### Records for this exercise
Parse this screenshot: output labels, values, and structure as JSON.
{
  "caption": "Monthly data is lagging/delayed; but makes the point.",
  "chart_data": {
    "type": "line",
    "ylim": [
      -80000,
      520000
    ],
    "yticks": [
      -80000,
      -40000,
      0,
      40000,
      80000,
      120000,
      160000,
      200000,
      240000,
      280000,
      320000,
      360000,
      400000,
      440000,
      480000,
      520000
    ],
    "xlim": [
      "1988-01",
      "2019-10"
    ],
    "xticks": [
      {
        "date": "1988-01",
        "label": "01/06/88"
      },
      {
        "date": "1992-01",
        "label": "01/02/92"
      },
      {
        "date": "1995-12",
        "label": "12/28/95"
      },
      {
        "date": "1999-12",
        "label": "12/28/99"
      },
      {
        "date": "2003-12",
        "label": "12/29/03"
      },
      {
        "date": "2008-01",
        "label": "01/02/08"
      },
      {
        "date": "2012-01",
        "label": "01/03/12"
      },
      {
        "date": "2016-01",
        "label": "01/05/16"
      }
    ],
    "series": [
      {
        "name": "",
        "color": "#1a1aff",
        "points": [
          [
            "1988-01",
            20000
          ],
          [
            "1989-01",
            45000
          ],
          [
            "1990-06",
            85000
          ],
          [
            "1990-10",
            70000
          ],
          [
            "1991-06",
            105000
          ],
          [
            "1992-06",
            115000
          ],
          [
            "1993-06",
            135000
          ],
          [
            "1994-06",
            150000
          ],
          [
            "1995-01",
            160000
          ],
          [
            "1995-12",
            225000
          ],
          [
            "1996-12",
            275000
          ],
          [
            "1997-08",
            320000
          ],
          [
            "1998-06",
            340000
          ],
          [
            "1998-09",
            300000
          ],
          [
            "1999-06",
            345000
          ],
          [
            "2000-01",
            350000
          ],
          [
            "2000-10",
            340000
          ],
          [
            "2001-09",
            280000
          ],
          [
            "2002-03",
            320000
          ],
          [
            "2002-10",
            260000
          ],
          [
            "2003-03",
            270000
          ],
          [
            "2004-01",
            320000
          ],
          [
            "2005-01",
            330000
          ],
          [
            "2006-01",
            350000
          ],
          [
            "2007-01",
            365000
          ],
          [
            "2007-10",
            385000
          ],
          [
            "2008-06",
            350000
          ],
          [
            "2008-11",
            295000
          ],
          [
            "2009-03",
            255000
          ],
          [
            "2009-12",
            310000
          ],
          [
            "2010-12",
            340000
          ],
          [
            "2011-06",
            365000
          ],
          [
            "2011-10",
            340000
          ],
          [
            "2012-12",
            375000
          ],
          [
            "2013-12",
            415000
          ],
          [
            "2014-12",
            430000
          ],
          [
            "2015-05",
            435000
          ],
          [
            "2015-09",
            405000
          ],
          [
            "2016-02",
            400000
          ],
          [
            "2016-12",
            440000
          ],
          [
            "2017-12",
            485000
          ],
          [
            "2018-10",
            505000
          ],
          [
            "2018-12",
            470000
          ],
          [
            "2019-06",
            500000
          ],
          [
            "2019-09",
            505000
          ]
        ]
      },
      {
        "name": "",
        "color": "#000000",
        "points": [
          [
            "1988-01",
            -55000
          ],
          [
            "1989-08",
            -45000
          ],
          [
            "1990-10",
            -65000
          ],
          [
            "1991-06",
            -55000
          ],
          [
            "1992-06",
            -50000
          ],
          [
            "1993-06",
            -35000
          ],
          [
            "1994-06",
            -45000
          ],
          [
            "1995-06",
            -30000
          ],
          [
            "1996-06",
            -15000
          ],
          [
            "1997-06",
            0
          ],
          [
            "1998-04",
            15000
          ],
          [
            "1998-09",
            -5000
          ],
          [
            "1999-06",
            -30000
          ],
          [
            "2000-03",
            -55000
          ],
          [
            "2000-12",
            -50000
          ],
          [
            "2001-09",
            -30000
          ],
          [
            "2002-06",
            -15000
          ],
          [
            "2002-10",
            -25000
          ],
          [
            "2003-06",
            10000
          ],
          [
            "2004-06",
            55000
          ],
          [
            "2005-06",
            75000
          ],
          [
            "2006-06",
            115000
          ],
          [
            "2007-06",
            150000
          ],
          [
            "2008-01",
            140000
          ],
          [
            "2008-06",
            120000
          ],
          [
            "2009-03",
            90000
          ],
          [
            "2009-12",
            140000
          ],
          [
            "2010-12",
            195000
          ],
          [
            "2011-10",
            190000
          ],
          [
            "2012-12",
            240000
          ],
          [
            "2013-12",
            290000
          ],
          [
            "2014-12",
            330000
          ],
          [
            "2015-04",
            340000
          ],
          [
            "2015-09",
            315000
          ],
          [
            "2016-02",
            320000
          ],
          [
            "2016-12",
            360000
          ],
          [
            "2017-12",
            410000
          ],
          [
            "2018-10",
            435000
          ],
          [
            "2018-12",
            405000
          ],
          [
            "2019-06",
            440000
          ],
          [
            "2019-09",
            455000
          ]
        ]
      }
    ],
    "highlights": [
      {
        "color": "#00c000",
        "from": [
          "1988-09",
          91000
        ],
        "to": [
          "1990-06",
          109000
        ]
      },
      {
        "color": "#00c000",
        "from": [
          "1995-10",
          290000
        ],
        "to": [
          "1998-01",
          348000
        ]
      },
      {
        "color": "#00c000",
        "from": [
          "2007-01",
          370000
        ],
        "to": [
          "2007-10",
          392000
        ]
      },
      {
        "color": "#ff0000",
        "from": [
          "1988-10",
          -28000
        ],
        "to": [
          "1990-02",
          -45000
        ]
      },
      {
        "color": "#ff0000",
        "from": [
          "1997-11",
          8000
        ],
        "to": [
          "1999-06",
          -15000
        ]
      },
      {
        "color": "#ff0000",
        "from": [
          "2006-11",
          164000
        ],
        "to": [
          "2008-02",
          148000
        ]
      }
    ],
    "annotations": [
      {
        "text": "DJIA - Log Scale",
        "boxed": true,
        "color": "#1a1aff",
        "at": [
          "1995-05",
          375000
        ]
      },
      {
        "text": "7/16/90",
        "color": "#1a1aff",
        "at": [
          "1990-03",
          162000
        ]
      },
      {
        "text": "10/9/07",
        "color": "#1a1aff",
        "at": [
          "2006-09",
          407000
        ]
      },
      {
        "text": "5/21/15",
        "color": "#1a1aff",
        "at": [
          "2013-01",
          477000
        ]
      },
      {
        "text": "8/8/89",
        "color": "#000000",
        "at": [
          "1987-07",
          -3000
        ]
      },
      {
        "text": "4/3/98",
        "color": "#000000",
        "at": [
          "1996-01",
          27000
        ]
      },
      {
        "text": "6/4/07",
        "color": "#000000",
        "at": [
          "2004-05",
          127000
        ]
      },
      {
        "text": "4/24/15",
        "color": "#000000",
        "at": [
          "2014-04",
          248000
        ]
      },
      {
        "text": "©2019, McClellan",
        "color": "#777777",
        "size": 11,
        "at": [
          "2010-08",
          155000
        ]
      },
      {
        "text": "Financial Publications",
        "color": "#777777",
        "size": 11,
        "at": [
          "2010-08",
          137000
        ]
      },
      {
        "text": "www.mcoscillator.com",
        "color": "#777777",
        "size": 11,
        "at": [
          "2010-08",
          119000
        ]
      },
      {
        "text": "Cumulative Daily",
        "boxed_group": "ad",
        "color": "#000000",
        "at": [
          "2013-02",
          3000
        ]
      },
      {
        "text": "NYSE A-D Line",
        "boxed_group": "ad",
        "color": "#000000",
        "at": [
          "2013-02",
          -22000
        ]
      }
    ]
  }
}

### What to produce
Write out every line exactly as it stands.

### Full answer
Parse this screenshot: output labels, values, and structure as JSON.
{
  "caption": "Monthly data is lagging/delayed; but makes the point.",
  "chart_data": {
    "type": "line",
    "ylim": [
      -80000,
      520000
    ],
    "yticks": [
      -80000,
      -40000,
      0,
      40000,
      80000,
      120000,
      160000,
      200000,
      240000,
      280000,
      320000,
      360000,
      400000,
      440000,
      480000,
      520000
    ],
    "xlim": [
      "1988-01",
      "2019-10"
    ],
    "xticks": [
      {
        "date": "1988-01",
        "label": "01/06/88"
      },
      {
        "date": "1992-01",
        "label": "01/02/92"
      },
      {
        "date": "1995-12",
        "label": "12/28/95"
      },
      {
        "date": "1999-12",
        "label": "12/28/99"
      },
      {
        "date": "2003-12",
        "label": "12/29/03"
      },
      {
        "date": "2008-01",
        "label": "01/02/08"
      },
      {
        "date": "2012-01",
        "label": "01/03/12"
      },
      {
        "date": "2016-01",
        "label": "01/05/16"
      }
    ],
    "series": [
      {
        "name": "",
        "color": "#1a1aff",
        "points": [
          [
            "1988-01",
            20000
          ],
          [
            "1989-01",
            45000
          ],
          [
            "1990-06",
            85000
          ],
          [
            "1990-10",
            70000
          ],
          [
            "1991-06",
            105000
          ],
          [
            "1992-06",
            115000
          ],
          [
            "1993-06",
            135000
          ],
          [
            "1994-06",
            150000
          ],
          [
            "1995-01",
            160000
          ],
          [
            "1995-12",
            225000
          ],
          [
            "1996-12",
            275000
          ],
          [
            "1997-08",
            320000
          ],
          [
            "1998-06",
            340000
          ],
          [
            "1998-09",
            300000
          ],
          [
            "1999-06",
            345000
          ],
          [
            "2000-01",
            350000
          ],
          [
            "2000-10",
            340000
          ],
          [
            "2001-09",
            280000
          ],
          [
            "2002-03",
            320000
          ],
          [
            "2002-10",
            260000
          ],
          [
            "2003-03",
            270000
          ],
          [
            "2004-01",
            320000
          ],
          [
            "2005-01",
            330000
          ],
          [
            "2006-01",
            350000
          ],
          [
            "2007-01",
            365000
          ],
          [
            "2007-10",
            385000
          ],
          [
            "2008-06",
            350000
          ],
          [
            "2008-11",
            295000
          ],
          [
            "2009-03",
            255000
          ],
          [
            "2009-12",
            310000
          ],
          [
            "2010-12",
            340000
          ],
          [
            "2011-06",
            365000
          ],
          [
            "2011-10",
            340000
          ],
          [
            "2012-12",
            375000
          ],
          [
            "2013-12",
            415000
          ],
          [
            "2014-12",
            430000
          ],
          [
            "2015-05",
            435000
          ],
          [
            "2015-09",
            405000
          ],
          [
            "2016-02",
            400000
          ],
          [
            "2016-12",
            440000
          ],
          [
            "2017-12",
            485000
          ],
          [
            "2018-10",
            505000
          ],
          [
            "2018-12",
            470000
          ],
          [
            "2019-06",
            500000
          ],
          [
            "2019-09",
            505000
          ]
        ]
      },
      {
        "name": "",
        "color": "#000000",
        "points": [
          [
            "1988-01",
            -55000
          ],
          [
            "1989-08",
            -45000
          ],
          [
            "1990-10",
            -65000
          ],
          [
            "1991-06",
            -55000
          ],
          [
            "1992-06",
            -50000
          ],
          [
            "1993-06",
            -35000
          ],
          [
            "1994-06",
            -45000
          ],
          [
            "1995-06",
            -30000
          ],
          [
            "1996-06",
            -15000
          ],
          [
            "1997-06",
            0
          ],
          [
            "1998-04",
            15000
          ],
          [
            "1998-09",
            -5000
          ],
          [
            "1999-06",
            -30000
          ],
          [
            "2000-03",
            -55000
          ],
          [
            "2000-12",
            -50000
          ],
          [
            "2001-09",
            -30000
          ],
          [
            "2002-06",
            -15000
          ],
          [
            "2002-10",
            -25000
          ],
          [
            "2003-06",
            10000
          ],
          [
            "2004-06",
            55000
          ],
          [
            "2005-06",
            75000
          ],
          [
            "2006-06",
            115000
          ],
          [
            "2007-06",
            150000
          ],
          [
            "2008-01",
            140000
          ],
          [
            "2008-06",
            120000
          ],
          [
            "2009-03",
            90000
          ],
          [
            "2009-12",
            140000
          ],
          [
            "2010-12",
            195000
          ],
          [
            "2011-10",
            190000
          ],
          [
            "2012-12",
            240000
          ],
          [
            "2013-12",
            290000
          ],
          [
            "2014-12",
            330000
          ],
          [
            "2015-04",
            340000
          ],
          [
            "2015-09",
            315000
          ],
          [
            "2016-02",
            320000
          ],
          [
            "2016-12",
            360000
          ],
          [
            "2017-12",
            410000
          ],
          [
            "2018-10",
            435000
          ],
          [
            "2018-12",
            405000
          ],
          [
            "2019-06",
            440000
          ],
          [
            "2019-09",
            455000
          ]
        ]
      }
    ],
    "highlights": [
      {
        "color": "#00c000",
        "from": [
          "1988-09",
          91000
        ],
        "to": [
          "1990-06",
          109000
        ]
      },
      {
        "color": "#00c000",
        "from": [
          "1995-10",
          290000
        ],
        "to": [
          "1998-01",
          348000
        ]
      },
      {
        "color": "#00c000",
        "from": [
          "2007-01",
          370000
        ],
        "to": [
          "2007-10",
          392000
        ]
      },
      {
        "color": "#ff0000",
        "from": [
          "1988-10",
          -28000
        ],
        "to": [
          "1990-02",
          -45000
        ]
      },
      {
        "color": "#ff0000",
        "from": [
          "1997-11",
          8000
        ],
        "to": [
          "1999-06",
          -15000
        ]
      },
      {
        "color": "#ff0000",
        "from": [
          "2006-11",
          164000
        ],
        "to": [
          "2008-02",
          148000
        ]
      }
    ],
    "annotations": [
      {
        "text": "DJIA - Log Scale",
        "boxed": true,
        "color": "#1a1aff",
        "at": [
          "1995-05",
          375000
        ]
      },
      {
        "text": "7/16/90",
        "color": "#1a1aff",
        "at": [
          "1990-03",
          162000
        ]
      },
      {
        "text": "10/9/07",
        "color": "#1a1aff",
        "at": [
          "2006-09",
          407000
        ]
      },
      {
        "text": "5/21/15",
        "color": "#1a1aff",
        "at": [
          "2013-01",
          477000
        ]
      },
      {
        "text": "8/8/89",
        "color": "#000000",
        "at": [
          "1987-07",
          -3000
        ]
      },
      {
        "text": "4/3/98",
        "color": "#000000",
        "at": [
          "1996-01",
          27000
        ]
      },
      {
        "text": "6/4/07",
        "color": "#000000",
        "at": [
          "2004-05",
          127000
        ]
      },
      {
        "text": "4/24/15",
        "color": "#000000",
        "at": [
          "2014-04",
          248000
        ]
      },
      {
        "text": "©2019, McClellan",
        "color": "#777777",
        "size": 11,
        "at": [
          "2010-08",
          155000
        ]
      },
      {
        "text": "Financial Publications",
        "color": "#777777",
        "size": 11,
        "at": [
          "2010-08",
          137000
        ]
      },
      {
        "text": "www.mcoscillator.com",
        "color": "#777777",
        "size": 11,
        "at": [
          "2010-08",
          119000
        ]
      },
      {
        "text": "Cumulative Daily",
        "boxed_group": "ad",
        "color": "#000000",
        "at": [
          "2013-02",
          3000
        ]
      },
      {
        "text": "NYSE A-D Line",
        "boxed_group": "ad",
        "color": "#000000",
        "at": [
          "2013-02",
          -22000
        ]
      }
    ]
  }
}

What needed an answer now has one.